Stated problem: Set out every line bearing the string "tuvumā".

Data entries:
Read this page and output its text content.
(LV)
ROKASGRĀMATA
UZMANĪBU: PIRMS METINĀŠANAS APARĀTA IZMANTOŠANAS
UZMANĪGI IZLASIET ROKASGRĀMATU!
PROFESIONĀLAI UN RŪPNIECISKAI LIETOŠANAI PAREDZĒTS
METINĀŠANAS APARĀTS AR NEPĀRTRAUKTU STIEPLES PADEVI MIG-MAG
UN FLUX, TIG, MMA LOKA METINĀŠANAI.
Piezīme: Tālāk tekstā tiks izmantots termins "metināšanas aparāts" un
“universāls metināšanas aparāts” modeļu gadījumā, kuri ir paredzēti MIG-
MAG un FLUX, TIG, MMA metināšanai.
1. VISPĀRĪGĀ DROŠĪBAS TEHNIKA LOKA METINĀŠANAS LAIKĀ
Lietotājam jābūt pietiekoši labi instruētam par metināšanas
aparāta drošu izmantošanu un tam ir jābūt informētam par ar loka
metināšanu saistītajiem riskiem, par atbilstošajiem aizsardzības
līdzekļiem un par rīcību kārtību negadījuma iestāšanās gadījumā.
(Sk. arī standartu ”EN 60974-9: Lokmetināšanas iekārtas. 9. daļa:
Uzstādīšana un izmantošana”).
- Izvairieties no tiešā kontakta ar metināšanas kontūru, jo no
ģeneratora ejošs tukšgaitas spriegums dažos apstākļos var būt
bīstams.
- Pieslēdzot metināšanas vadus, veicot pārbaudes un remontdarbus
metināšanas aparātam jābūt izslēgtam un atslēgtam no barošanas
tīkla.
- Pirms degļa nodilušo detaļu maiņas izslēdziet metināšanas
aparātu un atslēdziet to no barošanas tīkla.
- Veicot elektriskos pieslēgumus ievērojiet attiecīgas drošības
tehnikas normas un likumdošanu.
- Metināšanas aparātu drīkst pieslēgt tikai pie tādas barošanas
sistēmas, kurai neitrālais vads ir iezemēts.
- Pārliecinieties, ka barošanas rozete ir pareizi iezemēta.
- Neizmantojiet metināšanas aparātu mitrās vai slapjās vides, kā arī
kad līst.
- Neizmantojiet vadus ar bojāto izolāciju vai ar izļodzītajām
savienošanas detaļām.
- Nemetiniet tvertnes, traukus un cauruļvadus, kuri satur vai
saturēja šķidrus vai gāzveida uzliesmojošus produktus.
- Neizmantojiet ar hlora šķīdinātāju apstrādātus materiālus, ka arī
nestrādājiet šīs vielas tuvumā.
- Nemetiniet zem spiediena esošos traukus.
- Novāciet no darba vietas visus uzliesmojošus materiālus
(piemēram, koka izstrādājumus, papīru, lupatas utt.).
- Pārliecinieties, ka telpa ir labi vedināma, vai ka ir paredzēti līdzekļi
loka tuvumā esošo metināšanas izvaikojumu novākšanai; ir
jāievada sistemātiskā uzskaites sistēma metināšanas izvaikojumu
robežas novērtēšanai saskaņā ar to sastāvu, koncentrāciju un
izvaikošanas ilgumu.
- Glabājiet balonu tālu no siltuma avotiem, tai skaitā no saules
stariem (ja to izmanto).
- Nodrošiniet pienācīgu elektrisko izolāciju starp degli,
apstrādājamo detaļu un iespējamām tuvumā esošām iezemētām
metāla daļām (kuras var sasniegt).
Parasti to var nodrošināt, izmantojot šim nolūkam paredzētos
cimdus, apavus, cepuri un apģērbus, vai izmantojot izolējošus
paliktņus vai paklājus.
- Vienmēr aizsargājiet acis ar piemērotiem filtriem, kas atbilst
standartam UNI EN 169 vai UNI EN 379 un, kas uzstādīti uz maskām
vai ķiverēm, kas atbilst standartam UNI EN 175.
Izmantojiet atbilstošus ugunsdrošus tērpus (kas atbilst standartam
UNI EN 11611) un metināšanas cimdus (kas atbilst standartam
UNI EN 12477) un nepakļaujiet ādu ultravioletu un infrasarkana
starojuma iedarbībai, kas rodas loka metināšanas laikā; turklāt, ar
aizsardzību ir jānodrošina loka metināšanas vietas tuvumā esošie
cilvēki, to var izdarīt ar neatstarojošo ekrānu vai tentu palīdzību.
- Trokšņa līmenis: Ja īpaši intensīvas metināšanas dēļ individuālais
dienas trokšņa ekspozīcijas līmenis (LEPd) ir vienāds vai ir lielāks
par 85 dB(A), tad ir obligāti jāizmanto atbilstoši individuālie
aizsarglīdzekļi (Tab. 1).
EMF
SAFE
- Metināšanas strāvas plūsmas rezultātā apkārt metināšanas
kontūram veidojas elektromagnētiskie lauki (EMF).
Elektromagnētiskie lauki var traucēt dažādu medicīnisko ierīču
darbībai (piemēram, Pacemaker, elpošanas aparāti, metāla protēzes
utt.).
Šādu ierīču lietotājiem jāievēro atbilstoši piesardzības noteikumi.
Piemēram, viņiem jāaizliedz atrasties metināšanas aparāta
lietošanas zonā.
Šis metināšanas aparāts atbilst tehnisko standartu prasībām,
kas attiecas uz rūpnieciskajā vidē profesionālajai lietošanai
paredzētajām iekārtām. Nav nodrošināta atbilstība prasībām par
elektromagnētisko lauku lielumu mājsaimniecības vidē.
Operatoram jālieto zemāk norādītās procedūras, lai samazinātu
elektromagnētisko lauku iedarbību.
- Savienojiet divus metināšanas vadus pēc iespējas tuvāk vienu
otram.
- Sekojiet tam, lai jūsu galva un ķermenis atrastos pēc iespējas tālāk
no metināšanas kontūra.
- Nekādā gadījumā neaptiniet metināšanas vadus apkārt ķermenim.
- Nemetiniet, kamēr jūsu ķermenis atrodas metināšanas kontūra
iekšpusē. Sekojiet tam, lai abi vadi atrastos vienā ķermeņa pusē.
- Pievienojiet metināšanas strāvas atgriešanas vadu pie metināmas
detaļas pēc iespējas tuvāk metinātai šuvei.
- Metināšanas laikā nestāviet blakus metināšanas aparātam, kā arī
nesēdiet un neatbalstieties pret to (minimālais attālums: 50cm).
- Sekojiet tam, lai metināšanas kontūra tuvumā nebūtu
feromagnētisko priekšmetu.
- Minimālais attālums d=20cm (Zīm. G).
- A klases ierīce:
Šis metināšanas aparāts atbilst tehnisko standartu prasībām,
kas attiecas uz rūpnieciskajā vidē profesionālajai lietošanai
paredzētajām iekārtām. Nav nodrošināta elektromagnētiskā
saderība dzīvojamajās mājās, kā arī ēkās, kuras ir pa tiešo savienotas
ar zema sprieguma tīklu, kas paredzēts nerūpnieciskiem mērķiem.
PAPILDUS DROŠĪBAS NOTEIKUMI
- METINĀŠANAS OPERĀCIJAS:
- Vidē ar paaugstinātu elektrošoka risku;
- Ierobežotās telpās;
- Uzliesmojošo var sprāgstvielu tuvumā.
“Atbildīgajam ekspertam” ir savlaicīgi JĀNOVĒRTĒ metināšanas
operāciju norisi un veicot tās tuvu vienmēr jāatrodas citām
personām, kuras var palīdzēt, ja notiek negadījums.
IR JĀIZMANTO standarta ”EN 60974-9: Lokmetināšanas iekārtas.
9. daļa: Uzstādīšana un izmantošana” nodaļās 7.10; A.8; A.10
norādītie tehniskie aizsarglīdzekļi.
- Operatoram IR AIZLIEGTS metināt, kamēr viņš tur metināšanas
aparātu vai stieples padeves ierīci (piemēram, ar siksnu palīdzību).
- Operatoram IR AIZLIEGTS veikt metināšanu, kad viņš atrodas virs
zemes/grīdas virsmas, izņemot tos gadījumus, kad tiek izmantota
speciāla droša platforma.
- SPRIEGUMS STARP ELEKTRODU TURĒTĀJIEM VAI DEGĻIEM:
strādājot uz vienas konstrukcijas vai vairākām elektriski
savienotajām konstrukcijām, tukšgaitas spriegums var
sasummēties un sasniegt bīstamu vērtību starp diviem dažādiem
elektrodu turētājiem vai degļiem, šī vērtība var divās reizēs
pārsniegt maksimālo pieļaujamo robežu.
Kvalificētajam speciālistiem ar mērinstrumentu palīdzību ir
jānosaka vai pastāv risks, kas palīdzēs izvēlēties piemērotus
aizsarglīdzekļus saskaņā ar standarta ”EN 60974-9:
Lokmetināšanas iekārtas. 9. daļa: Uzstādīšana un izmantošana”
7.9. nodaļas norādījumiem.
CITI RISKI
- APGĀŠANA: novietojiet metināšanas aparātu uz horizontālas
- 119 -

Task response:
nestrādājiet šīs vielas tuvumā.
loka tuvumā esošo metināšanas izvaikojumu novākšanai; ir
apstrādājamo detaļu un iespējamām tuvumā esošām iezemētām
aizsardzību ir jānodrošina loka metināšanas vietas tuvumā esošie
- Sekojiet tam, lai metināšanas kontūra tuvumā nebūtu
- Uzliesmojošo var sprāgstvielu tuvumā.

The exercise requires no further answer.